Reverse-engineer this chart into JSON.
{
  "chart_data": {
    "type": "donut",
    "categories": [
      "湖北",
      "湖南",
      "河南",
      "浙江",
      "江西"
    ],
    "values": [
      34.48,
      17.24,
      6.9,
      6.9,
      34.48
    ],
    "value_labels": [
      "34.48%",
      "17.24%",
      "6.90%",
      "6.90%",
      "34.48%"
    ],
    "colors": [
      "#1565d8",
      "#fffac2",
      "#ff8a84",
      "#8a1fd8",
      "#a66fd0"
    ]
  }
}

-=-=-=-=-

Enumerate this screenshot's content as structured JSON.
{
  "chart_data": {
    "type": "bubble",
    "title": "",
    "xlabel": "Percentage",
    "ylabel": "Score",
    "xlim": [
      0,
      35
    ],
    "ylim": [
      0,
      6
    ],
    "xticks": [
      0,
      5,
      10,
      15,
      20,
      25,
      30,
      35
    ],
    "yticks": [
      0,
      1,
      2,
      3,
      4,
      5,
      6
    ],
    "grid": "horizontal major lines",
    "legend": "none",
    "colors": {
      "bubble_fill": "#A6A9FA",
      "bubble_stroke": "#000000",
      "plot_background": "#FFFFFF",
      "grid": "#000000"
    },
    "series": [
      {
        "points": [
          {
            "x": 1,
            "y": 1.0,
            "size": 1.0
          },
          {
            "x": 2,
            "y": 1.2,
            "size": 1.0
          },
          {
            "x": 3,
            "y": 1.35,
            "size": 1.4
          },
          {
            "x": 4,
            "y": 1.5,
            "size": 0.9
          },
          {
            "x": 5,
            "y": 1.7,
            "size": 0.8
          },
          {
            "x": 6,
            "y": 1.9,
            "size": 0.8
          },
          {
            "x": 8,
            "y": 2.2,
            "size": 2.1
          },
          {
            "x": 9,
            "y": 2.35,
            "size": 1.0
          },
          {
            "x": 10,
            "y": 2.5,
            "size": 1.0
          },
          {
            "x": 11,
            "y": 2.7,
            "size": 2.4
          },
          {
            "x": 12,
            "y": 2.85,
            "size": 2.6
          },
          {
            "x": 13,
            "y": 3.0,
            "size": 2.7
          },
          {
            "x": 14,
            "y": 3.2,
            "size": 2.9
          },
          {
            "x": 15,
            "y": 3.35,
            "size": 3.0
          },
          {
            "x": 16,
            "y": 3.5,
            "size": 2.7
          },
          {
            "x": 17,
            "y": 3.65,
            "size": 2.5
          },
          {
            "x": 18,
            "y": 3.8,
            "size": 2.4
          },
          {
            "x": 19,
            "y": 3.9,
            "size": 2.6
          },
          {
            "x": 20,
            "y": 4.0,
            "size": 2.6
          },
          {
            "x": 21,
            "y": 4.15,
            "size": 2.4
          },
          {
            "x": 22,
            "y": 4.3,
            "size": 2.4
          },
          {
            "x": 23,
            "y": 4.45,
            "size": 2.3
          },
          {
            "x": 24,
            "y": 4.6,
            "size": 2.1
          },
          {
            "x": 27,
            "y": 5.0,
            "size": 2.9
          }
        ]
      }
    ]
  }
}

-=-=-=-=-

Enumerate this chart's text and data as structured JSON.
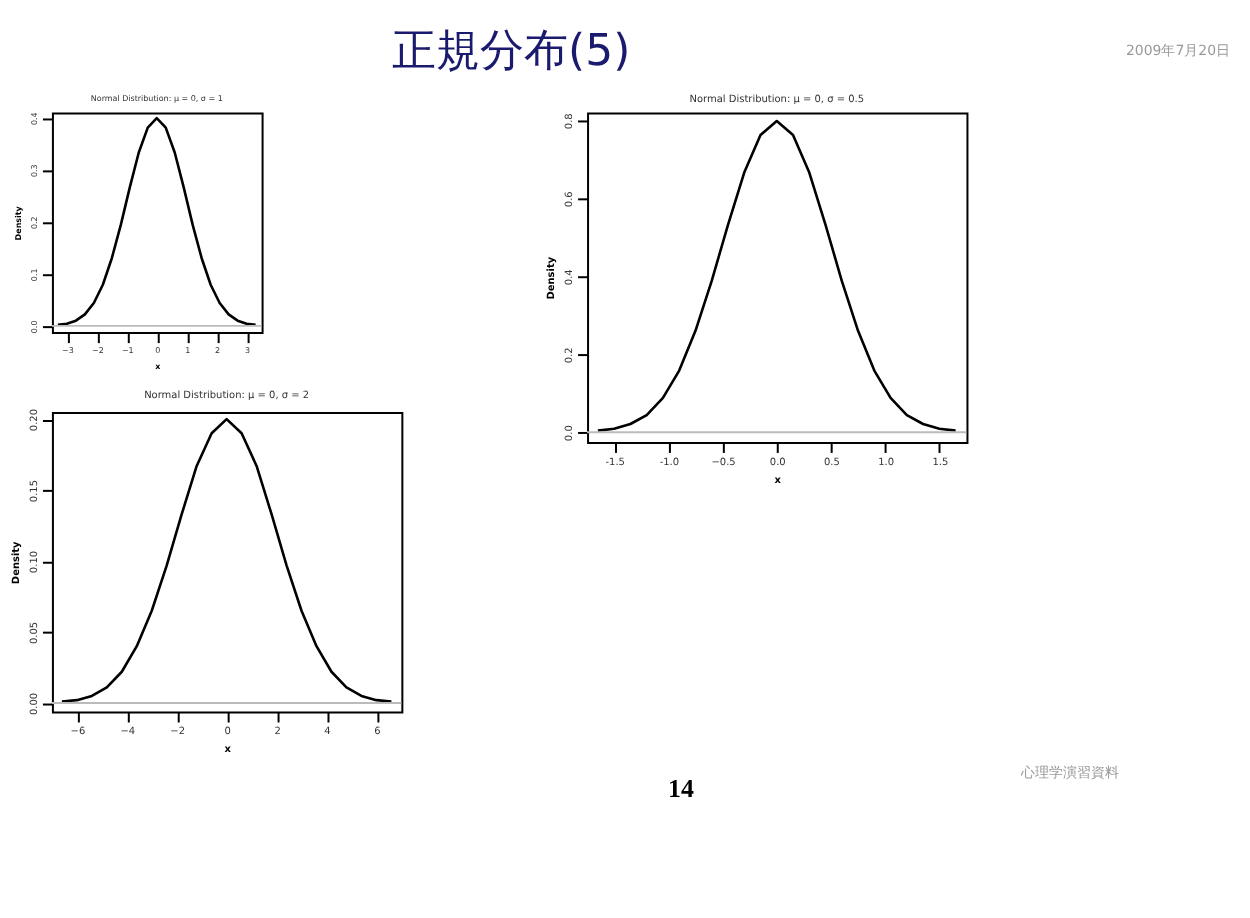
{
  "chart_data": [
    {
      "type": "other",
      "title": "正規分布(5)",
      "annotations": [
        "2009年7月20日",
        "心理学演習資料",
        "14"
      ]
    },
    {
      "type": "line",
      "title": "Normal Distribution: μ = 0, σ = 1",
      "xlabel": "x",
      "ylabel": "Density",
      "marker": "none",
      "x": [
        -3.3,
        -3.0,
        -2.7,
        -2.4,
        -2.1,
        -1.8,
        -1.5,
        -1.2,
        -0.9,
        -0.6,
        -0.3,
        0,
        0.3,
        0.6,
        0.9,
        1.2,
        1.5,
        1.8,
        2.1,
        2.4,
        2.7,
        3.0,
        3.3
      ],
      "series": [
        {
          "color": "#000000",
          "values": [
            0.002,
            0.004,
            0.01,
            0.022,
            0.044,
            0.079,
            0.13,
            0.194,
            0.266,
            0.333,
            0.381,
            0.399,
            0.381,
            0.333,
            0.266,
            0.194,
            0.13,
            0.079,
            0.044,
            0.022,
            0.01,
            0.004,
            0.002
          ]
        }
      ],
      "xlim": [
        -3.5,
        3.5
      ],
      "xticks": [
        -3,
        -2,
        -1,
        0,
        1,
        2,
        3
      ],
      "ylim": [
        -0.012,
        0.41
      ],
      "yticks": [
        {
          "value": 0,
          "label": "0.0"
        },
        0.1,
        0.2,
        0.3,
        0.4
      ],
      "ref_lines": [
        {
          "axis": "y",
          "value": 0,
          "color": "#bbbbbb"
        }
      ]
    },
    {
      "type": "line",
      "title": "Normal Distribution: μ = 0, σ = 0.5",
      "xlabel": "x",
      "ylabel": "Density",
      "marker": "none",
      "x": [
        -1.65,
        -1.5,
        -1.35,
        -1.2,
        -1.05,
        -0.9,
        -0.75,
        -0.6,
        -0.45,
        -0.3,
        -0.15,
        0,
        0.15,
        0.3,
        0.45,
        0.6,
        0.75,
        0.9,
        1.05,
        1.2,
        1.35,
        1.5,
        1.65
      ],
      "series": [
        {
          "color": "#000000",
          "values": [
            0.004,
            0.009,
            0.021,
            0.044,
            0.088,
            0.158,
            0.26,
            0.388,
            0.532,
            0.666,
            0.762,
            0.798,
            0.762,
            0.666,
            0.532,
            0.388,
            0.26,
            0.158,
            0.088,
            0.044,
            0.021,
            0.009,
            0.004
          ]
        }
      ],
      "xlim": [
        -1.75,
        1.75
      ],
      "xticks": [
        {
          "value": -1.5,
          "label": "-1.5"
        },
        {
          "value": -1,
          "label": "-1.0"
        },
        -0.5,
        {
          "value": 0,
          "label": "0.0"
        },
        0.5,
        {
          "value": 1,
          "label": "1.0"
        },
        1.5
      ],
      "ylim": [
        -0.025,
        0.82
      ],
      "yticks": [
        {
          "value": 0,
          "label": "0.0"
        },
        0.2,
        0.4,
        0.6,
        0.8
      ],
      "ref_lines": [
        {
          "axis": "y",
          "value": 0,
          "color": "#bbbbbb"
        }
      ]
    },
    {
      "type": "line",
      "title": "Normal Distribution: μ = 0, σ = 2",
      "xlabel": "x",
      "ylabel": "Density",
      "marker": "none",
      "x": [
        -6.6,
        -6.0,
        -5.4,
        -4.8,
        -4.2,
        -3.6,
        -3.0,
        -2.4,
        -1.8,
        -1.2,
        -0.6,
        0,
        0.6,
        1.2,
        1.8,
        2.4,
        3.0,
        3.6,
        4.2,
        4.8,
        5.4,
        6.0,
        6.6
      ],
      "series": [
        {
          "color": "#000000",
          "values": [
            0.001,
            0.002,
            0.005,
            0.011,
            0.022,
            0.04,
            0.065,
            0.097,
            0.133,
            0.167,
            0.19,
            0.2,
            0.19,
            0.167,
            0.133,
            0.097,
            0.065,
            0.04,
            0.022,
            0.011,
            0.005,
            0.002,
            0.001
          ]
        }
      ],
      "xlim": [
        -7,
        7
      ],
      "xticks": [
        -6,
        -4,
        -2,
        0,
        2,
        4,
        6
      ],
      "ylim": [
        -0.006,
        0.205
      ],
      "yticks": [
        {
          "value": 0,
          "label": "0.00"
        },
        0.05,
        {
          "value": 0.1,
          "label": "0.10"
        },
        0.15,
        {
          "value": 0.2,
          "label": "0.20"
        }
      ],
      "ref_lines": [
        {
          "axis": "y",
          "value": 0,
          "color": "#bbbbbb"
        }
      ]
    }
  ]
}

-=-=-=-=-

(EXERCISE INSTRUCTIONS)
Work out the number of lines above that include the string "Normal" and write only that number.

(ANSWER TO THIS PROBLEM)
3